Written problem: Pull every line containing "their" out of the material below.

Items:
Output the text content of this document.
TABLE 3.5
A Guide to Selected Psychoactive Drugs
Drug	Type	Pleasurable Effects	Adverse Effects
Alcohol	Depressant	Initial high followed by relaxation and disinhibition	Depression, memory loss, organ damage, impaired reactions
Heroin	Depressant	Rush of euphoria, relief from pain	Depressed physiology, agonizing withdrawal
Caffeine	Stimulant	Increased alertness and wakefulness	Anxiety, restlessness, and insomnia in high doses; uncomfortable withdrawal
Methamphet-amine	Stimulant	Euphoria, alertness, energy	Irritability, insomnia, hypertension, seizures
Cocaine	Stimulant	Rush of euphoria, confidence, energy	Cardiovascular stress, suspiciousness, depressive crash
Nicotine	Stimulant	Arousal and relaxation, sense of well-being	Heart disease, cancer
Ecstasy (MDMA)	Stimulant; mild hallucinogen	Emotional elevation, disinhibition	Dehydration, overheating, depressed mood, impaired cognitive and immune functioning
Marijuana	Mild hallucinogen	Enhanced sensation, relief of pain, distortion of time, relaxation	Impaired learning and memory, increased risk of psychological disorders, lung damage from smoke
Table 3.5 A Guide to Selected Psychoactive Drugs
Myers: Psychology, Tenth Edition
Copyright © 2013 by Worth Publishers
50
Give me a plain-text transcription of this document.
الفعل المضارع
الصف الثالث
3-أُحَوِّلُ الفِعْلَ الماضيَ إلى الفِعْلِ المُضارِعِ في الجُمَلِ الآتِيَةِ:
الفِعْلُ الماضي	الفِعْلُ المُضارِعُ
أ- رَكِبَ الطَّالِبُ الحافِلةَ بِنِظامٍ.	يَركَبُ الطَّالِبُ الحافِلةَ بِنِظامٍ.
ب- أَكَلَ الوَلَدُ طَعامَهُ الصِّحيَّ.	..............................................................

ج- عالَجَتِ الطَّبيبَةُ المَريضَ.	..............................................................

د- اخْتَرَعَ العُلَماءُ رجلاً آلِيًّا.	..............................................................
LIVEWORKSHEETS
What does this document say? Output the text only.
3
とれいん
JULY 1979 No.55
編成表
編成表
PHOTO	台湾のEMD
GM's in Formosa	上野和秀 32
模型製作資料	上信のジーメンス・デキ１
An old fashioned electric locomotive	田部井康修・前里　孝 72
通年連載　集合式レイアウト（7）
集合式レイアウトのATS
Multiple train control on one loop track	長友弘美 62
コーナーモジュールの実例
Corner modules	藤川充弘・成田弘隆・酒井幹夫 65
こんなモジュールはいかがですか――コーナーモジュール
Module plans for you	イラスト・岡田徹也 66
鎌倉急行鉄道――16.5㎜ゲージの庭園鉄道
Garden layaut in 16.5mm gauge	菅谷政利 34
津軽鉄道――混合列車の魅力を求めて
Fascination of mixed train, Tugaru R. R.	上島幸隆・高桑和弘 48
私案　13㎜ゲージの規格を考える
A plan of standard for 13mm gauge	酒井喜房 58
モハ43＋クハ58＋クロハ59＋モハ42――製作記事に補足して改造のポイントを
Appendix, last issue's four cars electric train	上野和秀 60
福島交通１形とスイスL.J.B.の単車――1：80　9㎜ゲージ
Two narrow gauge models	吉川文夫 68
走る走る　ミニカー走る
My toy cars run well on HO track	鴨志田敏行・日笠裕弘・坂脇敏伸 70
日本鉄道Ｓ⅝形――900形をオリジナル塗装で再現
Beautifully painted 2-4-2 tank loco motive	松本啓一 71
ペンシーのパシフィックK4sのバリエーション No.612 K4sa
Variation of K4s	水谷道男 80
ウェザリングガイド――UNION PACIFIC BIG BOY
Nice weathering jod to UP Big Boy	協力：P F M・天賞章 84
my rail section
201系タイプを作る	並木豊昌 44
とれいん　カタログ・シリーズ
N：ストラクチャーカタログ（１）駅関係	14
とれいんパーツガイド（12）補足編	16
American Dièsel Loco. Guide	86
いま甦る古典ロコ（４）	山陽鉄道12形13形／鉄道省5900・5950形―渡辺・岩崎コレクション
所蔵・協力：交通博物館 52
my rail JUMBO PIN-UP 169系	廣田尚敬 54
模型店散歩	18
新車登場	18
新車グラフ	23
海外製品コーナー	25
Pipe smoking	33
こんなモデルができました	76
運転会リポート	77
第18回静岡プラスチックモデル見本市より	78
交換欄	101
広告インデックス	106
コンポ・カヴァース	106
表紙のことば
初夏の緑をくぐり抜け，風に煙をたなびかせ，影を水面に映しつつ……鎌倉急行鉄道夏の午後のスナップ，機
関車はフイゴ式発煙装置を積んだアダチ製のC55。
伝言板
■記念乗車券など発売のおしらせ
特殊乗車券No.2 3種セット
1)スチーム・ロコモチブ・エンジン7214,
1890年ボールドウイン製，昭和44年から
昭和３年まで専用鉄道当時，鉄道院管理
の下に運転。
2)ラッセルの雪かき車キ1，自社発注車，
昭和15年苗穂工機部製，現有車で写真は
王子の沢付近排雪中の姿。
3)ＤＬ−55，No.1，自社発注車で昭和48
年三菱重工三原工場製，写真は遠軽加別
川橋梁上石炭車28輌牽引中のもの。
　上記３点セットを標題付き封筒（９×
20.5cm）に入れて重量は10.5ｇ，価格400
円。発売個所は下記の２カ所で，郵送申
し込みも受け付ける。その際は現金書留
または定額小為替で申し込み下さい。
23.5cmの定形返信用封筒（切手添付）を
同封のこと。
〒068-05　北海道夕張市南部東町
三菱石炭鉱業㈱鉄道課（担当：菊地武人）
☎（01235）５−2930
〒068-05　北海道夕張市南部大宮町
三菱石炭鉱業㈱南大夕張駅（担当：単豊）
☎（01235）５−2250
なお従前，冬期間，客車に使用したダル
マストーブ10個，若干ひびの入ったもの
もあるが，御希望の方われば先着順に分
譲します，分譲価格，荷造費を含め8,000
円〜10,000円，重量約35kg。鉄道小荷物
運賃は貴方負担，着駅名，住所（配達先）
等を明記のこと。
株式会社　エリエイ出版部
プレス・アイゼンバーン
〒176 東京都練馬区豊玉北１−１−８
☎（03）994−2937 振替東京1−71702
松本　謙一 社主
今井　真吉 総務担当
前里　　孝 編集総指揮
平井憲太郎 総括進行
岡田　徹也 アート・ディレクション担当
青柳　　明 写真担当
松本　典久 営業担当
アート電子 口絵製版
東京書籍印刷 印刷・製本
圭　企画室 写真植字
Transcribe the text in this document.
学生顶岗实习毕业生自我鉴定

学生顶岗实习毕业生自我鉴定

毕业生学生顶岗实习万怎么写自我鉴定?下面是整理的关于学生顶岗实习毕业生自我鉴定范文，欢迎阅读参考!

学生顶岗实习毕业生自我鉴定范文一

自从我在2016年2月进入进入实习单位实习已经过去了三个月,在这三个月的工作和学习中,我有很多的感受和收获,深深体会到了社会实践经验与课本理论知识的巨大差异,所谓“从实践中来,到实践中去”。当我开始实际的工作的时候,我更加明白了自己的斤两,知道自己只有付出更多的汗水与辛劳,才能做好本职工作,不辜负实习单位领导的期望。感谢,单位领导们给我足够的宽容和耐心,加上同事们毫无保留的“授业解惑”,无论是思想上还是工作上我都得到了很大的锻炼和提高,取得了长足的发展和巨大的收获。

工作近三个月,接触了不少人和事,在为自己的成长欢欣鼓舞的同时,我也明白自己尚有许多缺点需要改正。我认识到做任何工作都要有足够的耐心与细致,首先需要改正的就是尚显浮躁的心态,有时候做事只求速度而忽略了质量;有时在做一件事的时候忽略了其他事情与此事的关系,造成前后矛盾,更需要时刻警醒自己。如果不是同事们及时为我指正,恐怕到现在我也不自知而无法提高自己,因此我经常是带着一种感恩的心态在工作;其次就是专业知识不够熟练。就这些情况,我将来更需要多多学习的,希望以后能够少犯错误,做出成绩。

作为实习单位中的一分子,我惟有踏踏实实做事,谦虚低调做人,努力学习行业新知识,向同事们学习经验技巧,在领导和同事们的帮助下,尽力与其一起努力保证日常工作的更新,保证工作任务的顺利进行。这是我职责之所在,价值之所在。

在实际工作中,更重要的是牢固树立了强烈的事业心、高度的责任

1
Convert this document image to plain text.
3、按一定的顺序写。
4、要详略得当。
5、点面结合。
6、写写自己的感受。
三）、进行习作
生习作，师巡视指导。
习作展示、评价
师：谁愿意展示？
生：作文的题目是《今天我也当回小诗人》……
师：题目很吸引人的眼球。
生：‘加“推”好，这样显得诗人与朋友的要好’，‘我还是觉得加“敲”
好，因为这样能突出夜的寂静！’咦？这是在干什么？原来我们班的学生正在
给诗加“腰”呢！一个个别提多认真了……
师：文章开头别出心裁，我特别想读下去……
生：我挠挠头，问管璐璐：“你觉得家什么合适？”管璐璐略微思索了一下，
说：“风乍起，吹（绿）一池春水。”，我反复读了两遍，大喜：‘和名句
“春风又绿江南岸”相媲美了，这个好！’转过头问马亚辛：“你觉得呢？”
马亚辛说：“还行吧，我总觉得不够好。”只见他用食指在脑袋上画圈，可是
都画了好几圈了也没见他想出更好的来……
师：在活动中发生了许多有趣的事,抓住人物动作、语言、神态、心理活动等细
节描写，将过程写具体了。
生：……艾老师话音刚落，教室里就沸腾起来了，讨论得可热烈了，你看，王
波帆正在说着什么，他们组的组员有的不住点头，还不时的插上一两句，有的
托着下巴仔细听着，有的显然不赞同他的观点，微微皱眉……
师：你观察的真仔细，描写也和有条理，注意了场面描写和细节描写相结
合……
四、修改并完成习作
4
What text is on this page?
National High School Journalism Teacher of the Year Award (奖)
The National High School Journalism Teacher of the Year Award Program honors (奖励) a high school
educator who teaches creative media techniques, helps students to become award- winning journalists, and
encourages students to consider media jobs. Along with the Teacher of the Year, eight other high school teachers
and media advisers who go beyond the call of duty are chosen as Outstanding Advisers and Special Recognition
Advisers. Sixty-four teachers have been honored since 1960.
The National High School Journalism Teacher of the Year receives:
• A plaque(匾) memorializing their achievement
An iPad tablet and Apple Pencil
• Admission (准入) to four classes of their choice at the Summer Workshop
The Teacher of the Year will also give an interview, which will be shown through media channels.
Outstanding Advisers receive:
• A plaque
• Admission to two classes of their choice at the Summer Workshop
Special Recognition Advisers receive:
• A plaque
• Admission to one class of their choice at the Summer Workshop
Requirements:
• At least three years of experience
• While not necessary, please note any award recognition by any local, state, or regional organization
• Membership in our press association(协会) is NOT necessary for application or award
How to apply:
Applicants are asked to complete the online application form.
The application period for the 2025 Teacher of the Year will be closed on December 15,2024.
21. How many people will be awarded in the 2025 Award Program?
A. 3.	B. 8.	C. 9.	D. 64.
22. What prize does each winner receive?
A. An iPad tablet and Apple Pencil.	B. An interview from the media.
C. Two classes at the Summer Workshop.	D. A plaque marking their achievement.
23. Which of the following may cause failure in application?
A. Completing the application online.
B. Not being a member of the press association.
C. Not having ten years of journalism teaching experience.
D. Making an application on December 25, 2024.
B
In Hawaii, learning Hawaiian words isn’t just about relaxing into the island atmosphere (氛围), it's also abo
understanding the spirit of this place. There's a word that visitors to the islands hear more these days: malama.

Result below:
• A plaque(匾) memorializing their achievement
• Admission (准入) to four classes of their choice at the Summer Workshop
• Admission to two classes of their choice at the Summer Workshop
• Admission to one class of their choice at the Summer Workshop
C. Two classes at the Summer Workshop.	D. A plaque marking their achievement.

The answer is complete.